Data extracted from a collection:
───

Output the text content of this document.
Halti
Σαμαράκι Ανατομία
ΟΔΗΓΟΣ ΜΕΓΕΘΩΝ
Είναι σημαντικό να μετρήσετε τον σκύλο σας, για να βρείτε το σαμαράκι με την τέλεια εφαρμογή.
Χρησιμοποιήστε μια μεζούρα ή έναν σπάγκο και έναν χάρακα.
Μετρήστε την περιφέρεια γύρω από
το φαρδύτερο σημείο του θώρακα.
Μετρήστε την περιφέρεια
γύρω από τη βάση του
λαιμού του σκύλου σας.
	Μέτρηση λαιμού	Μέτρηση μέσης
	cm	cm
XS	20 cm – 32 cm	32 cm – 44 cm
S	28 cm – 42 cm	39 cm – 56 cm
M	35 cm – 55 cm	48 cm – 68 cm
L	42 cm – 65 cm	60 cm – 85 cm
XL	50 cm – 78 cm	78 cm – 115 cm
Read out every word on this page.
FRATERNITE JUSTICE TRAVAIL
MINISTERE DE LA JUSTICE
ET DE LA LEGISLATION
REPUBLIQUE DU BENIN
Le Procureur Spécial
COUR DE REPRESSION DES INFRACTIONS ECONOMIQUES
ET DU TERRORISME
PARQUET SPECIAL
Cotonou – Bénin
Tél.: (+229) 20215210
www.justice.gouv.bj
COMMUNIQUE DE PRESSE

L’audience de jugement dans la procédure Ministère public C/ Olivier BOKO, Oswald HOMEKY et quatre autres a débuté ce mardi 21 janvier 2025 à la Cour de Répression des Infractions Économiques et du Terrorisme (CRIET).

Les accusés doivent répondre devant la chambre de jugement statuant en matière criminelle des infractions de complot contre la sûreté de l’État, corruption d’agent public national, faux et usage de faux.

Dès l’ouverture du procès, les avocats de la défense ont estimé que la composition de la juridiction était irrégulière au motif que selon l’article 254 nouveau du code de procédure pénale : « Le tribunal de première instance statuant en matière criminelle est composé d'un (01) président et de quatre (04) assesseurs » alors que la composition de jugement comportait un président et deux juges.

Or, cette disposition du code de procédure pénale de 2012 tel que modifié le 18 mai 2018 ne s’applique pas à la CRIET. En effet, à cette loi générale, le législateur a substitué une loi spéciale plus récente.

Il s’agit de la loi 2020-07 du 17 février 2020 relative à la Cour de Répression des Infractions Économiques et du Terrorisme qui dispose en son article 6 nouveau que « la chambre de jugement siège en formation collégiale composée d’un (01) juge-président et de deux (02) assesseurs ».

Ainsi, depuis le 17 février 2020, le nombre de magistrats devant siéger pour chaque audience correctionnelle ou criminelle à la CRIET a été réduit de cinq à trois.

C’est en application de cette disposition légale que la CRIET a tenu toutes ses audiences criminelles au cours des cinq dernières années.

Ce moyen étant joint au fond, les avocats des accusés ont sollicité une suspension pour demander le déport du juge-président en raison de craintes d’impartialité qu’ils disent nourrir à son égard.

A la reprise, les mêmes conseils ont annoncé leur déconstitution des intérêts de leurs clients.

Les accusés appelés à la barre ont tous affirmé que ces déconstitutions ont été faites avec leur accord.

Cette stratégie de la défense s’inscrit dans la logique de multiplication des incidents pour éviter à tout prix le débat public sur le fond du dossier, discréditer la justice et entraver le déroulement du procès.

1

───

■ **Written instruction**
Transcribe every entry verbatim.

■ **Completed exercise**
Output the text content of this document.
Halti
Σαμαράκι Ανατομία
ΟΔΗΓΟΣ ΜΕΓΕΘΩΝ
Είναι σημαντικό να μετρήσετε τον σκύλο σας, για να βρείτε το σαμαράκι με την τέλεια εφαρμογή.
Χρησιμοποιήστε μια μεζούρα ή έναν σπάγκο και έναν χάρακα.
Μετρήστε την περιφέρεια γύρω από
το φαρδύτερο σημείο του θώρακα.
Μετρήστε την περιφέρεια
γύρω από τη βάση του
λαιμού του σκύλου σας.
	Μέτρηση λαιμού	Μέτρηση μέσης
	cm	cm
XS	20 cm – 32 cm	32 cm – 44 cm
S	28 cm – 42 cm	39 cm – 56 cm
M	35 cm – 55 cm	48 cm – 68 cm
L	42 cm – 65 cm	60 cm – 85 cm
XL	50 cm – 78 cm	78 cm – 115 cm
Read out every word on this page.
FRATERNITE JUSTICE TRAVAIL
MINISTERE DE LA JUSTICE
ET DE LA LEGISLATION
REPUBLIQUE DU BENIN
Le Procureur Spécial
COUR DE REPRESSION DES INFRACTIONS ECONOMIQUES
ET DU TERRORISME
PARQUET SPECIAL
Cotonou – Bénin
Tél.: (+229) 20215210
www.justice.gouv.bj
COMMUNIQUE DE PRESSE

L’audience de jugement dans la procédure Ministère public C/ Olivier BOKO, Oswald HOMEKY et quatre autres a débuté ce mardi 21 janvier 2025 à la Cour de Répression des Infractions Économiques et du Terrorisme (CRIET).

Les accusés doivent répondre devant la chambre de jugement statuant en matière criminelle des infractions de complot contre la sûreté de l’État, corruption d’agent public national, faux et usage de faux.

Dès l’ouverture du procès, les avocats de la défense ont estimé que la composition de la juridiction était irrégulière au motif que selon l’article 254 nouveau du code de procédure pénale : « Le tribunal de première instance statuant en matière criminelle est composé d'un (01) président et de quatre (04) assesseurs » alors que la composition de jugement comportait un président et deux juges.

Or, cette disposition du code de procédure pénale de 2012 tel que modifié le 18 mai 2018 ne s’applique pas à la CRIET. En effet, à cette loi générale, le législateur a substitué une loi spéciale plus récente.

Il s’agit de la loi 2020-07 du 17 février 2020 relative à la Cour de Répression des Infractions Économiques et du Terrorisme qui dispose en son article 6 nouveau que « la chambre de jugement siège en formation collégiale composée d’un (01) juge-président et de deux (02) assesseurs ».

Ainsi, depuis le 17 février 2020, le nombre de magistrats devant siéger pour chaque audience correctionnelle ou criminelle à la CRIET a été réduit de cinq à trois.

C’est en application de cette disposition légale que la CRIET a tenu toutes ses audiences criminelles au cours des cinq dernières années.

Ce moyen étant joint au fond, les avocats des accusés ont sollicité une suspension pour demander le déport du juge-président en raison de craintes d’impartialité qu’ils disent nourrir à son égard.

A la reprise, les mêmes conseils ont annoncé leur déconstitution des intérêts de leurs clients.

Les accusés appelés à la barre ont tous affirmé que ces déconstitutions ont été faites avec leur accord.

Cette stratégie de la défense s’inscrit dans la logique de multiplication des incidents pour éviter à tout prix le débat public sur le fond du dossier, discréditer la justice et entraver le déroulement du procès.

1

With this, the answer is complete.